>> begin Extracted entries
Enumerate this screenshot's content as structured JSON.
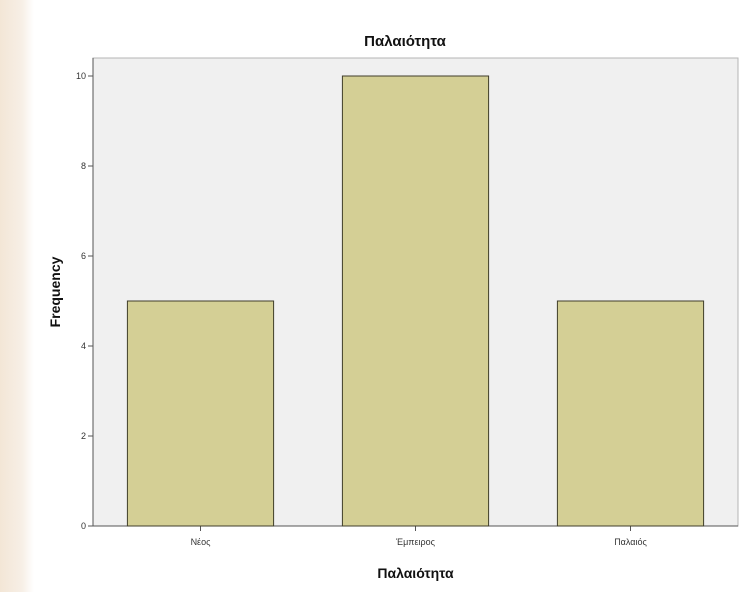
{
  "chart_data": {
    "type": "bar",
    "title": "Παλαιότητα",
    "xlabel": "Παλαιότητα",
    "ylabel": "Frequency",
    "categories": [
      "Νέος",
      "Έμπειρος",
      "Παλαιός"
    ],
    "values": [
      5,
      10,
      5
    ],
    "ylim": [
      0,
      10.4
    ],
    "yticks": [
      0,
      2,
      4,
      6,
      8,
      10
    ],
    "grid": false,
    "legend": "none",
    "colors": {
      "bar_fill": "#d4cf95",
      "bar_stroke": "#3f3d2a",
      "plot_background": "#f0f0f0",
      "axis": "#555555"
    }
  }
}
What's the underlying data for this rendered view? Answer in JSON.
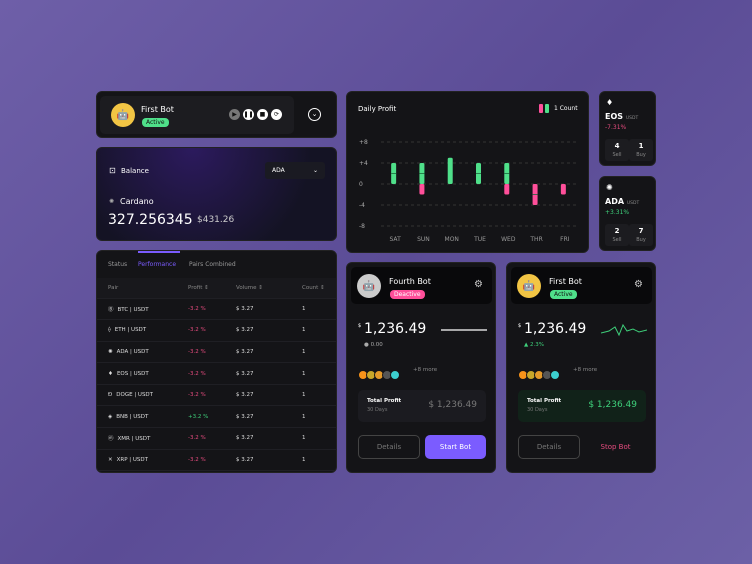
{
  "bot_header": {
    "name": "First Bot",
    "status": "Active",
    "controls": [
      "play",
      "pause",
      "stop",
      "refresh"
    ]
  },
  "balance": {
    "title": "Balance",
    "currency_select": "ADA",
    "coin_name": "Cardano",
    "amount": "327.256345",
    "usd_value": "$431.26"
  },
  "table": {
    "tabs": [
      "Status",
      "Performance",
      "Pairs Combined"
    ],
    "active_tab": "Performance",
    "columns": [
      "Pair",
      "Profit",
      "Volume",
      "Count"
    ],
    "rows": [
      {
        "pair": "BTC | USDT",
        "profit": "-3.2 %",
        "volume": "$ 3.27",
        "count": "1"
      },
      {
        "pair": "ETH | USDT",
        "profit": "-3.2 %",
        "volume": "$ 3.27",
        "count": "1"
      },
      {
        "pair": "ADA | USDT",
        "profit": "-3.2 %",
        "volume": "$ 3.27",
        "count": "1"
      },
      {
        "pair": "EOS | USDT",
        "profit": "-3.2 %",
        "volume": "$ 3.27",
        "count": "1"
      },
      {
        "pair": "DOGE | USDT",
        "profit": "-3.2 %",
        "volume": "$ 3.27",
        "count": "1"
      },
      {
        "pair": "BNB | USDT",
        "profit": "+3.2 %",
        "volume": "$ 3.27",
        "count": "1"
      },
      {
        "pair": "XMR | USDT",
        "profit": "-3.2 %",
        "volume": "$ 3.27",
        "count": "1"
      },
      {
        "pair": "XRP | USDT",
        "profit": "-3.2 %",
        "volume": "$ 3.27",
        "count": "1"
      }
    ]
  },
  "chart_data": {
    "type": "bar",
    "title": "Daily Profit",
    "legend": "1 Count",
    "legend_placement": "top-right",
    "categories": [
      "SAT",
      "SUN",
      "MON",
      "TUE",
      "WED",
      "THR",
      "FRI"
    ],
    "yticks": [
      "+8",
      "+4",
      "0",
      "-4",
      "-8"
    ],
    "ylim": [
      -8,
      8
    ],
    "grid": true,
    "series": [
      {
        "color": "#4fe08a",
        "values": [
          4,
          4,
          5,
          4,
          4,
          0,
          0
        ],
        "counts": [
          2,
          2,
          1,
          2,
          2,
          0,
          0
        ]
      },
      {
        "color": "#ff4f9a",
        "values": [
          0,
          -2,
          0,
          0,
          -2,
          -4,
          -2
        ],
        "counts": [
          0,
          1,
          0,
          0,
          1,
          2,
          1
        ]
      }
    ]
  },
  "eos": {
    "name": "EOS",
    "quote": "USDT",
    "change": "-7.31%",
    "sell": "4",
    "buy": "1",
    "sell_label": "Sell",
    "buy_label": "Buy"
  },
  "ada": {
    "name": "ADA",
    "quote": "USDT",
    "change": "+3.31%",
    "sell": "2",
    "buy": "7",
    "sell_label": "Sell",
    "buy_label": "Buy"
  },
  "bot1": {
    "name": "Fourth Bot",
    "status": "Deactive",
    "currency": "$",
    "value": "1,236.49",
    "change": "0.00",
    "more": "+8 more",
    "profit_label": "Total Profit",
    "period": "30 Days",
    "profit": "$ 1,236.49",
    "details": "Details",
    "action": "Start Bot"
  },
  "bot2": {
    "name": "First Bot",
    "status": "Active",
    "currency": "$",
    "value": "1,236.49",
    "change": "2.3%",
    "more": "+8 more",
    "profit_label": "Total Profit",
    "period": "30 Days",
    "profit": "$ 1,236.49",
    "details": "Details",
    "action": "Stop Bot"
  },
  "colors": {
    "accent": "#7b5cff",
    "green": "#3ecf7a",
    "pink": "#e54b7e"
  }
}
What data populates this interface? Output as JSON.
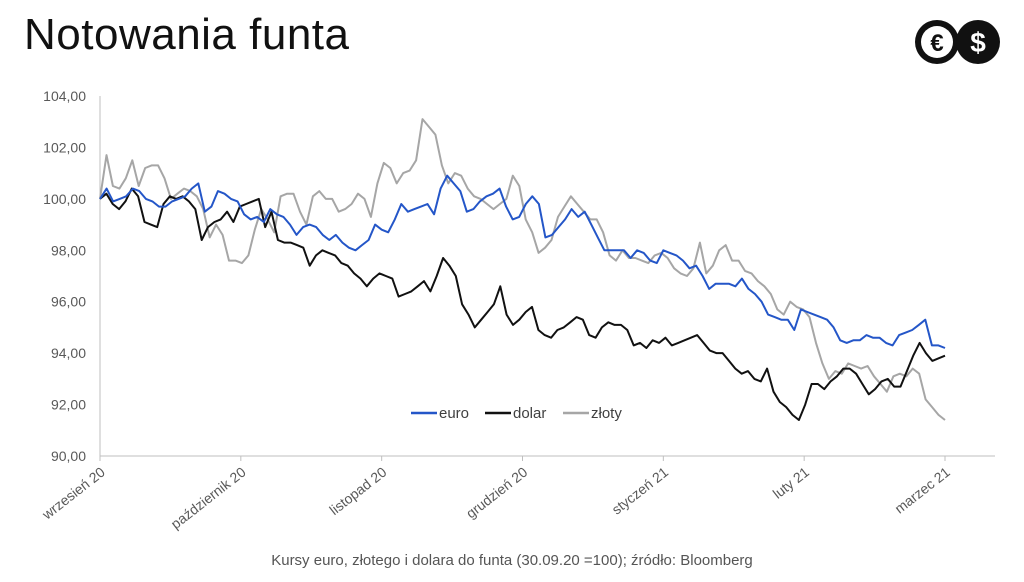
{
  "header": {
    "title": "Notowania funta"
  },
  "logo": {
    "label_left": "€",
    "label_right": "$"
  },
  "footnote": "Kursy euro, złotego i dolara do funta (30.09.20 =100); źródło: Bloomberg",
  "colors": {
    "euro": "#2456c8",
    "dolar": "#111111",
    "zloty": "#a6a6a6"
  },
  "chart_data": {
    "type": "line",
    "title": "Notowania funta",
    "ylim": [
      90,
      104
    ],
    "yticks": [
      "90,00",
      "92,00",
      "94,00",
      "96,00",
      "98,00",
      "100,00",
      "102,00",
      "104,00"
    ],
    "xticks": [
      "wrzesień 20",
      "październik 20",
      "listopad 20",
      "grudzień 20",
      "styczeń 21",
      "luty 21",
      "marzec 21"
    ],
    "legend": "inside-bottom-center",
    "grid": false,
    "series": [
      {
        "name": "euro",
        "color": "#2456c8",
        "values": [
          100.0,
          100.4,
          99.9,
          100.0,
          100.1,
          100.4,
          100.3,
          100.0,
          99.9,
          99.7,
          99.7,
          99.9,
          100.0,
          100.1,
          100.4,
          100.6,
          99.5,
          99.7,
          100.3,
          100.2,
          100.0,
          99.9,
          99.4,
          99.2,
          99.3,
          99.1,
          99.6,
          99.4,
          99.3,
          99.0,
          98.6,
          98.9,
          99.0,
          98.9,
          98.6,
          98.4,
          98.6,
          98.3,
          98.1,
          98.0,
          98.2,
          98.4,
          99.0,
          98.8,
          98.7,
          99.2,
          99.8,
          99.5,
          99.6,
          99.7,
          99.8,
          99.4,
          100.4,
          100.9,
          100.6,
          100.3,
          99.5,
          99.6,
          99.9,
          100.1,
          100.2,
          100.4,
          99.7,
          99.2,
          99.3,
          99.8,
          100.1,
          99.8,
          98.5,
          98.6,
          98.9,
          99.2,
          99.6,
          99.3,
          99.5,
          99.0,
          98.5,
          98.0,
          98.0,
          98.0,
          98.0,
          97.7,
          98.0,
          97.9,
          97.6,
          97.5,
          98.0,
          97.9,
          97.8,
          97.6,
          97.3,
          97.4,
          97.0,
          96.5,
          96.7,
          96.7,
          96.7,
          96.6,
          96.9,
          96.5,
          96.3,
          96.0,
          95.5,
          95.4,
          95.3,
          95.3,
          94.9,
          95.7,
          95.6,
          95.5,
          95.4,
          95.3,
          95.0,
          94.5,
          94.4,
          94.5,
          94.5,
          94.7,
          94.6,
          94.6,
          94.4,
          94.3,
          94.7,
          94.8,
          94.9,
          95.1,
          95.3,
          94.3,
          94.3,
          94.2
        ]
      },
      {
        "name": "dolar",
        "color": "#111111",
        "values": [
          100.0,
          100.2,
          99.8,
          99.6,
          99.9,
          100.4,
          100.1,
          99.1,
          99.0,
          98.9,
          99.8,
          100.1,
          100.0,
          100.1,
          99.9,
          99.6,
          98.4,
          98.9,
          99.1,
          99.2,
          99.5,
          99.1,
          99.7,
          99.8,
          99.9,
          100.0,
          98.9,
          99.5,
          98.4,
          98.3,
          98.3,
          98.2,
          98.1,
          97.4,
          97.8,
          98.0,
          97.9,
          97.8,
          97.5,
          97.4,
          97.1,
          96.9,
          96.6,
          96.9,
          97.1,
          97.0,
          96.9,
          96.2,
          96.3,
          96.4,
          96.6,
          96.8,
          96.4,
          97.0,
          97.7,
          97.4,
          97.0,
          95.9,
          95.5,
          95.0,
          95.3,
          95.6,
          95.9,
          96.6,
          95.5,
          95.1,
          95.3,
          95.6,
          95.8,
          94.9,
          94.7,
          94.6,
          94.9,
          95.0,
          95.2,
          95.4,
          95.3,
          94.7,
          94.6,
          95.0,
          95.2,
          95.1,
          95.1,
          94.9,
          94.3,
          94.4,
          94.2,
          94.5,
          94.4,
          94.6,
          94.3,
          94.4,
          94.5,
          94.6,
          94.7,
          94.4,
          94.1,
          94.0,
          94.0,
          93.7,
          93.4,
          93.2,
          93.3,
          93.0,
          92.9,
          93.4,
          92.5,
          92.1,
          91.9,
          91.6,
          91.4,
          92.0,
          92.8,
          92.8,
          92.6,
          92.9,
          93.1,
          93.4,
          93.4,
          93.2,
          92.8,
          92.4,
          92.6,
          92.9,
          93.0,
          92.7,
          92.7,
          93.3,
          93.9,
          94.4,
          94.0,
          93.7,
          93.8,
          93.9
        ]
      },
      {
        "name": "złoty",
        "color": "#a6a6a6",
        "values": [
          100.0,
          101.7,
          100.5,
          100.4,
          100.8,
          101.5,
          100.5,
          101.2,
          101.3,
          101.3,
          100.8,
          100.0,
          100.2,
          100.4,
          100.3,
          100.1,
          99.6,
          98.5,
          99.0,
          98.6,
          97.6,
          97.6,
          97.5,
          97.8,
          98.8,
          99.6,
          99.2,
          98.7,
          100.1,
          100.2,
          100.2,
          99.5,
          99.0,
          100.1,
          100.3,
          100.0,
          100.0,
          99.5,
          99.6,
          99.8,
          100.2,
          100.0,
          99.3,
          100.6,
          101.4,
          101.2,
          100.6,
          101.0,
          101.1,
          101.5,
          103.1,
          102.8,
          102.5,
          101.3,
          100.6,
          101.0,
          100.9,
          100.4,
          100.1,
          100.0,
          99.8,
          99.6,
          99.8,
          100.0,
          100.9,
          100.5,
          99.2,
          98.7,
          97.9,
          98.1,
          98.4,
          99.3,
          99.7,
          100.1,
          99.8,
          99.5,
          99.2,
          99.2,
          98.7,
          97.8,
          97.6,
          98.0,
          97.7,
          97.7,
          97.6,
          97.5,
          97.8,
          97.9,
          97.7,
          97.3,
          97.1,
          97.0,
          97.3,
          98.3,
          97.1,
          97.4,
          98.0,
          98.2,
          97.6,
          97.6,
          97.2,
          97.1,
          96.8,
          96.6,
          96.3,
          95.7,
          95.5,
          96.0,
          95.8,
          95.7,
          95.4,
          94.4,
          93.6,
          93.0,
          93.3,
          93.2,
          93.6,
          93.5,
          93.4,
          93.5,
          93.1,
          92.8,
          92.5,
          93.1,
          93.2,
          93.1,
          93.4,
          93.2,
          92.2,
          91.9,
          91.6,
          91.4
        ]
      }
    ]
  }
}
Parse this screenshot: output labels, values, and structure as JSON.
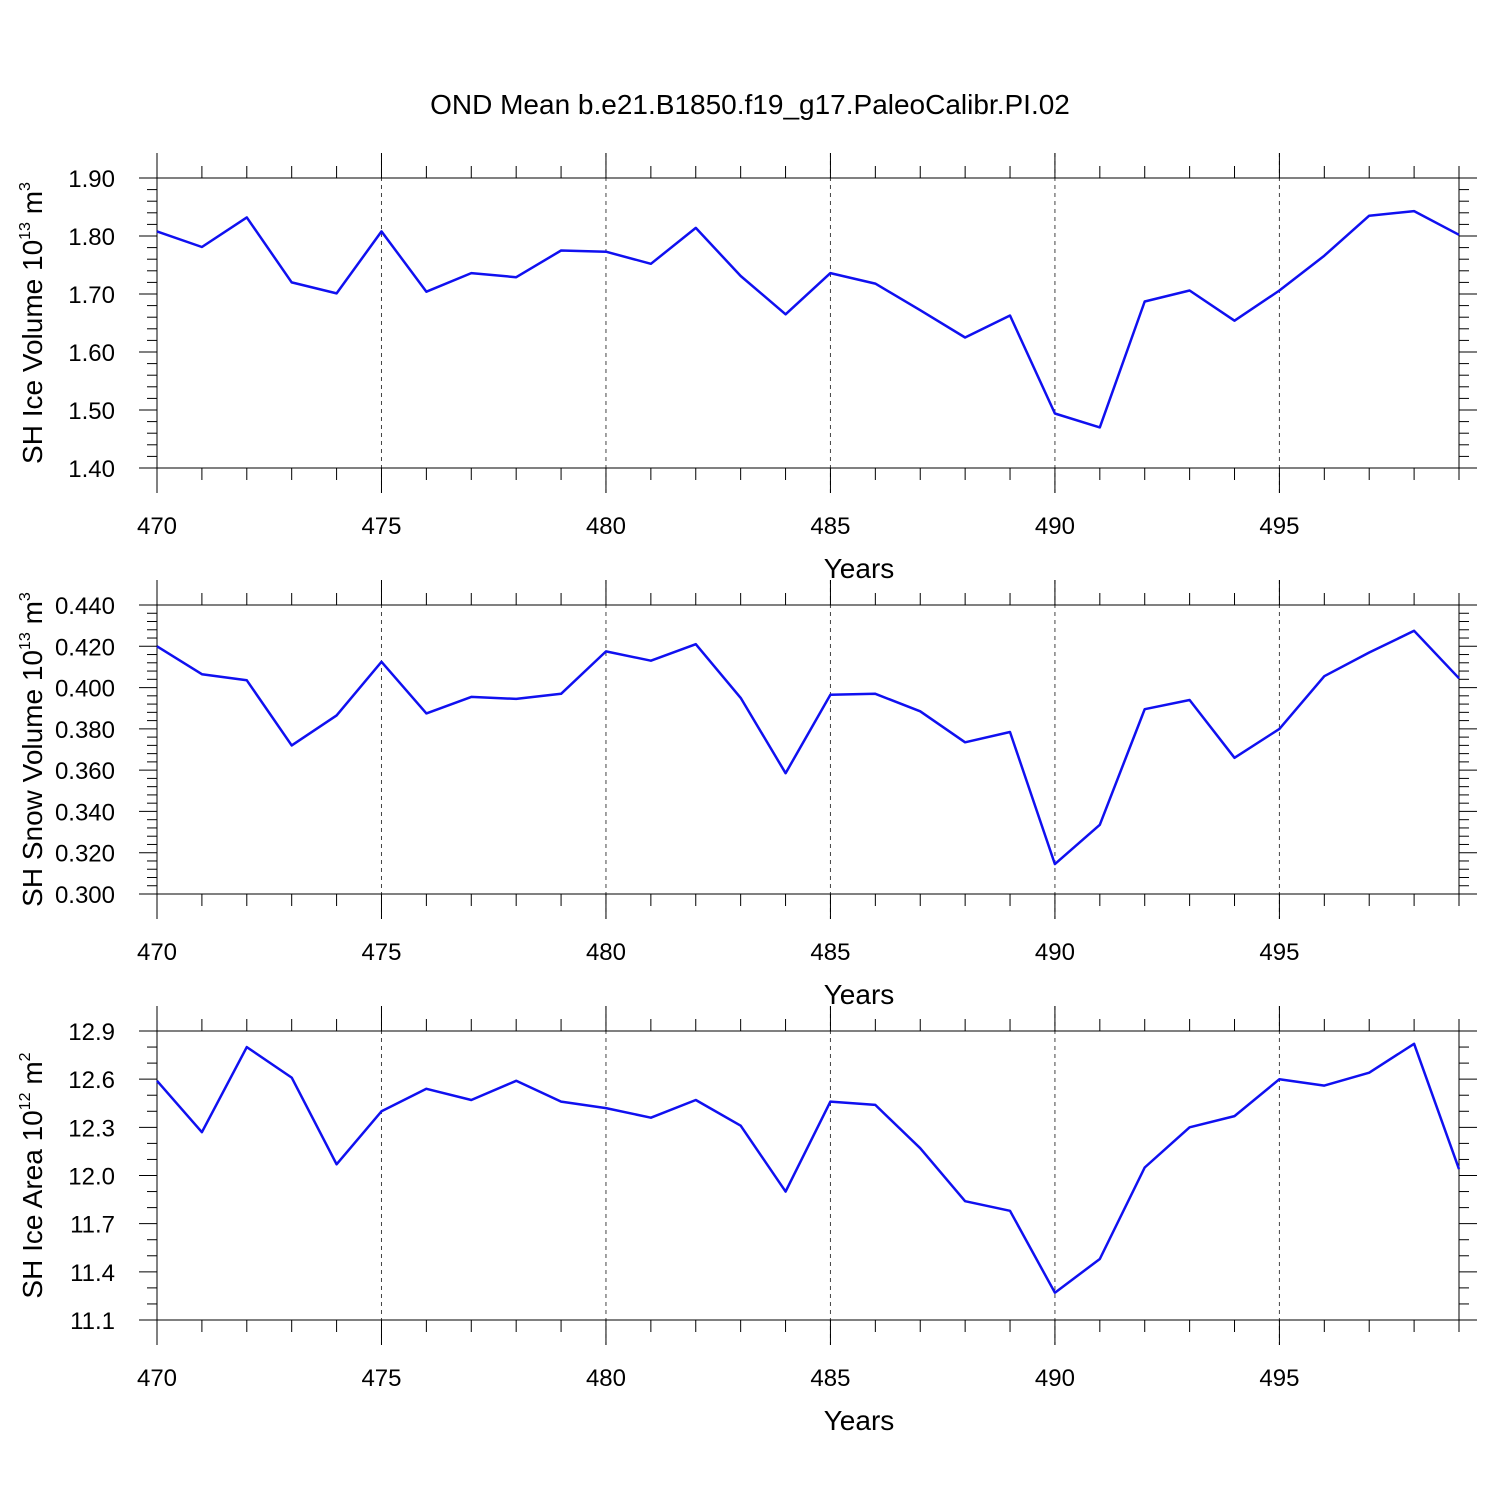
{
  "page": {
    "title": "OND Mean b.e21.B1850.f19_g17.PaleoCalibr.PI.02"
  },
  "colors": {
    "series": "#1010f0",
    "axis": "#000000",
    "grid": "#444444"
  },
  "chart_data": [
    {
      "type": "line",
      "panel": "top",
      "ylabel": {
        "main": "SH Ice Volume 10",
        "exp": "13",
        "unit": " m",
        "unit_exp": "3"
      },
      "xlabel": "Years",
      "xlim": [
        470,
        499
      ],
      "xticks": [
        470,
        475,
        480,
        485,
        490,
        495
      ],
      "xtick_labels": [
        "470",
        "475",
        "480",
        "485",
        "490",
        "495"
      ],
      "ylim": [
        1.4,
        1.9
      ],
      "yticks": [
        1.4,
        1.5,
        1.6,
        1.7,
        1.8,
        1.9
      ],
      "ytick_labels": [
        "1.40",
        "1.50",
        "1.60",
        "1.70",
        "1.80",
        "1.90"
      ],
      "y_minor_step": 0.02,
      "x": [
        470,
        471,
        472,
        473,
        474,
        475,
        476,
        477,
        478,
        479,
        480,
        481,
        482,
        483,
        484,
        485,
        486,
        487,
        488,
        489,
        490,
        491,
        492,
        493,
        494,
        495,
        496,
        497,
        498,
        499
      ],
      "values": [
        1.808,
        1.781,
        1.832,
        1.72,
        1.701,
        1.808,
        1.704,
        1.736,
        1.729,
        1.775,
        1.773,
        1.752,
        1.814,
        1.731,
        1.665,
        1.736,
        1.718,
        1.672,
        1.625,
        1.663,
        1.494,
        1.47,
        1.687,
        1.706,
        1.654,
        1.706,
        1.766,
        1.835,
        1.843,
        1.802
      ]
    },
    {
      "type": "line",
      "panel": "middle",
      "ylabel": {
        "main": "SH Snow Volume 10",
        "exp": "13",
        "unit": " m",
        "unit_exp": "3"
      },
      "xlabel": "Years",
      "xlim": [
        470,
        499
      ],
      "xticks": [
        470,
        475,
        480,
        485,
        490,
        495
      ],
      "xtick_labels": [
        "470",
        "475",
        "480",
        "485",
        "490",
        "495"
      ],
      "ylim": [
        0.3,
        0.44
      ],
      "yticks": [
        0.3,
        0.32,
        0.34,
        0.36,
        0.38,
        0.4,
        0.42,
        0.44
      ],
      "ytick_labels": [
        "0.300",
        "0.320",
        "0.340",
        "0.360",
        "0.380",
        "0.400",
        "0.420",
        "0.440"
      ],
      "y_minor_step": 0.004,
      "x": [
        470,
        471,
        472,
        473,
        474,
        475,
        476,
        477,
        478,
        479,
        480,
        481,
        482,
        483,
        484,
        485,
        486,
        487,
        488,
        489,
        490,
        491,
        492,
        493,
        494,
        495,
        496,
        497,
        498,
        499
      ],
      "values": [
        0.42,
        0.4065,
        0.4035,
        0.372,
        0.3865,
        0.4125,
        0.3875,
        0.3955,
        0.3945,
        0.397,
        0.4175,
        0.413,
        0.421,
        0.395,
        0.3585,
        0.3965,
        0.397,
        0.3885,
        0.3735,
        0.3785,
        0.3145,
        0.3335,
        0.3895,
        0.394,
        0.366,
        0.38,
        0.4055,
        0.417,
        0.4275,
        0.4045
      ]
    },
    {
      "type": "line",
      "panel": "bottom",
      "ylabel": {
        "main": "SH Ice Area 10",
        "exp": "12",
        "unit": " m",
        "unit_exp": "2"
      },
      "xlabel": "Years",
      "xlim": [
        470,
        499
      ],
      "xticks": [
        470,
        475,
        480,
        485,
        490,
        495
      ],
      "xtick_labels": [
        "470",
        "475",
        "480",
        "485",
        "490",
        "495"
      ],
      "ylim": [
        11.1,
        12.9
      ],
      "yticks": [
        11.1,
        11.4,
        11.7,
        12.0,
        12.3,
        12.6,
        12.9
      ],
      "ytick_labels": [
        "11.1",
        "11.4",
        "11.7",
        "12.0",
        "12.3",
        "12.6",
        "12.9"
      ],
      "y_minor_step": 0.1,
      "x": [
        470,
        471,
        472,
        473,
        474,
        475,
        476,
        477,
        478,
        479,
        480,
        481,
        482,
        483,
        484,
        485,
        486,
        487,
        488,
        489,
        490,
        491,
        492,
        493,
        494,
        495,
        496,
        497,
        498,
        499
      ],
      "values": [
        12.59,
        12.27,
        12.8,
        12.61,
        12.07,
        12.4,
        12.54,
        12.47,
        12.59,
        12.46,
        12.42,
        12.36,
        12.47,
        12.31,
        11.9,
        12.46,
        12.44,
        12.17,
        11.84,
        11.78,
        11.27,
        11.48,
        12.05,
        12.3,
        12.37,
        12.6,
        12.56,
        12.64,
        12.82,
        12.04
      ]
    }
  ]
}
>> end Extracted entries
What you will do.
Take every line from the records above that has the word "main" and copy it.

Full response.
        "main": "SH Ice Volume 10",
        "main": "SH Snow Volume 10",
        "main": "SH Ice Area 10",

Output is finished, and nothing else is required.